Print out each entry below exactly, please.

**********

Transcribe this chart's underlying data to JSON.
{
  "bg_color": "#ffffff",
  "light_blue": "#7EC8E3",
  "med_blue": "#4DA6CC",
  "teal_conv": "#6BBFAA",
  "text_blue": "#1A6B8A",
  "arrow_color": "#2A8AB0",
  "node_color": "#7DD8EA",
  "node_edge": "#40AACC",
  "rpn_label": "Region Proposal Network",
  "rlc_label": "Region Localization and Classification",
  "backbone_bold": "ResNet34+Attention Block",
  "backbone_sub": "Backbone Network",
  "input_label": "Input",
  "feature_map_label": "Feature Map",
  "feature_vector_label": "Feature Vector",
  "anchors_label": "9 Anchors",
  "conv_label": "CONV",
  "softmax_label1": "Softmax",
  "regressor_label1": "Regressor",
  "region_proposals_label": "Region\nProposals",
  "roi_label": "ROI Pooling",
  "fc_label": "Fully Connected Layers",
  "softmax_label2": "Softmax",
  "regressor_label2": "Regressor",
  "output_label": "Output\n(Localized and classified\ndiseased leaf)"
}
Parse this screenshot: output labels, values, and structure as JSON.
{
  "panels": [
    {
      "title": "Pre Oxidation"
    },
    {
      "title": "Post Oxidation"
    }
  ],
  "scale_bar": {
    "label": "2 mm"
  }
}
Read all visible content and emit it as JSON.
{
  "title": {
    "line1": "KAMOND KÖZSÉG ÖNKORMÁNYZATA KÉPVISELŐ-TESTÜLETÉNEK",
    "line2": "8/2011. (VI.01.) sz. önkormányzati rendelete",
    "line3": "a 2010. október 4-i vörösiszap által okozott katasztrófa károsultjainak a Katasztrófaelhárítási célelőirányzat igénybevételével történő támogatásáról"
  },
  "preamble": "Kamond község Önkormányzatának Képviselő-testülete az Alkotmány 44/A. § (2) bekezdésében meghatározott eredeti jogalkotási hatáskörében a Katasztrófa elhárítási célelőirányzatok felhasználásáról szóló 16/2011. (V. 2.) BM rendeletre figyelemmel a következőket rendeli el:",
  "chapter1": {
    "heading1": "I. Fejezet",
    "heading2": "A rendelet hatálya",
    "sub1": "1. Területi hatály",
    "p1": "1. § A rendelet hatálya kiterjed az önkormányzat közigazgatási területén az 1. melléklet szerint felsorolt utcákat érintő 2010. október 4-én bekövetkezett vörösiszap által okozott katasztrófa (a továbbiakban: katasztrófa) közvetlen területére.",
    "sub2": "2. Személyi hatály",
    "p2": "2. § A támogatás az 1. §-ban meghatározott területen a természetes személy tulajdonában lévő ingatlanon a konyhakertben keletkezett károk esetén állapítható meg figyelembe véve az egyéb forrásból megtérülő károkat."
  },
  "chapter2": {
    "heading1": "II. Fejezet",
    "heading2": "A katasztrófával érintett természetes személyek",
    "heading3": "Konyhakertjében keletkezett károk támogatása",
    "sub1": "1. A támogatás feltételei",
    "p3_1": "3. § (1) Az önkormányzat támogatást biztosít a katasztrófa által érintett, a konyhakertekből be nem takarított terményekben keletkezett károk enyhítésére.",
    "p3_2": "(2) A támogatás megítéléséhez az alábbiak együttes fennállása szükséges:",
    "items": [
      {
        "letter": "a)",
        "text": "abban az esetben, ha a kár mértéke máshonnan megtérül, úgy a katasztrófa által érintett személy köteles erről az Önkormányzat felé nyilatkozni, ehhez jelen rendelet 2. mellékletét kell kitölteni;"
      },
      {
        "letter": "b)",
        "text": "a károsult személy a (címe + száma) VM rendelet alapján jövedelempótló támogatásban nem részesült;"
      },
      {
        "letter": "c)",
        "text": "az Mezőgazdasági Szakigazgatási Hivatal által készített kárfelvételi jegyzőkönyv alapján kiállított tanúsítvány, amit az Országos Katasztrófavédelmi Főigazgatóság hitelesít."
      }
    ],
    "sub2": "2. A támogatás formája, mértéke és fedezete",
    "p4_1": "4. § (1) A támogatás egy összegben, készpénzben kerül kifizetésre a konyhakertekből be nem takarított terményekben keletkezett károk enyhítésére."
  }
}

**********

Completed task:
Transcribe this chart's underlying data to JSON.
{
  "bg_color": "#ffffff",
  "light_blue": "#7EC8E3",
  "med_blue": "#4DA6CC",
  "teal_conv": "#6BBFAA",
  "text_blue": "#1A6B8A",
  "arrow_color": "#2A8AB0",
  "node_color": "#7DD8EA",
  "node_edge": "#40AACC",
  "rpn_label": "Region Proposal Network",
  "rlc_label": "Region Localization and Classification",
  "backbone_bold": "ResNet34+Attention Block",
  "backbone_sub": "Backbone Network",
  "input_label": "Input",
  "feature_map_label": "Feature Map",
  "feature_vector_label": "Feature Vector",
  "anchors_label": "9 Anchors",
  "conv_label": "CONV",
  "softmax_label1": "Softmax",
  "regressor_label1": "Regressor",
  "region_proposals_label": "Region\nProposals",
  "roi_label": "ROI Pooling",
  "fc_label": "Fully Connected Layers",
  "softmax_label2": "Softmax",
  "regressor_label2": "Regressor",
  "output_label": "Output\n(Localized and classified\ndiseased leaf)"
}
Parse this screenshot: output labels, values, and structure as JSON.
{
  "panels": [
    {
      "title": "Pre Oxidation"
    },
    {
      "title": "Post Oxidation"
    }
  ],
  "scale_bar": {
    "label": "2 mm"
  }
}
Read all visible content and emit it as JSON.
{
  "title": {
    "line1": "KAMOND KÖZSÉG ÖNKORMÁNYZATA KÉPVISELŐ-TESTÜLETÉNEK",
    "line2": "8/2011. (VI.01.) sz. önkormányzati rendelete",
    "line3": "a 2010. október 4-i vörösiszap által okozott katasztrófa károsultjainak a Katasztrófaelhárítási célelőirányzat igénybevételével történő támogatásáról"
  },
  "preamble": "Kamond község Önkormányzatának Képviselő-testülete az Alkotmány 44/A. § (2) bekezdésében meghatározott eredeti jogalkotási hatáskörében a Katasztrófa elhárítási célelőirányzatok felhasználásáról szóló 16/2011. (V. 2.) BM rendeletre figyelemmel a következőket rendeli el:",
  "chapter1": {
    "heading1": "I. Fejezet",
    "heading2": "A rendelet hatálya",
    "sub1": "1. Területi hatály",
    "p1": "1. § A rendelet hatálya kiterjed az önkormányzat közigazgatási területén az 1. melléklet szerint felsorolt utcákat érintő 2010. október 4-én bekövetkezett vörösiszap által okozott katasztrófa (a továbbiakban: katasztrófa) közvetlen területére.",
    "sub2": "2. Személyi hatály",
    "p2": "2. § A támogatás az 1. §-ban meghatározott területen a természetes személy tulajdonában lévő ingatlanon a konyhakertben keletkezett károk esetén állapítható meg figyelembe véve az egyéb forrásból megtérülő károkat."
  },
  "chapter2": {
    "heading1": "II. Fejezet",
    "heading2": "A katasztrófával érintett természetes személyek",
    "heading3": "Konyhakertjében keletkezett károk támogatása",
    "sub1": "1. A támogatás feltételei",
    "p3_1": "3. § (1) Az önkormányzat támogatást biztosít a katasztrófa által érintett, a konyhakertekből be nem takarított terményekben keletkezett károk enyhítésére.",
    "p3_2": "(2) A támogatás megítéléséhez az alábbiak együttes fennállása szükséges:",
    "items": [
      {
        "letter": "a)",
        "text": "abban az esetben, ha a kár mértéke máshonnan megtérül, úgy a katasztrófa által érintett személy köteles erről az Önkormányzat felé nyilatkozni, ehhez jelen rendelet 2. mellékletét kell kitölteni;"
      },
      {
        "letter": "b)",
        "text": "a károsult személy a (címe + száma) VM rendelet alapján jövedelempótló támogatásban nem részesült;"
      },
      {
        "letter": "c)",
        "text": "az Mezőgazdasági Szakigazgatási Hivatal által készített kárfelvételi jegyzőkönyv alapján kiállított tanúsítvány, amit az Országos Katasztrófavédelmi Főigazgatóság hitelesít."
      }
    ],
    "sub2": "2. A támogatás formája, mértéke és fedezete",
    "p4_1": "4. § (1) A támogatás egy összegben, készpénzben kerül kifizetésre a konyhakertekből be nem takarított terményekben keletkezett károk enyhítésére."
  }
}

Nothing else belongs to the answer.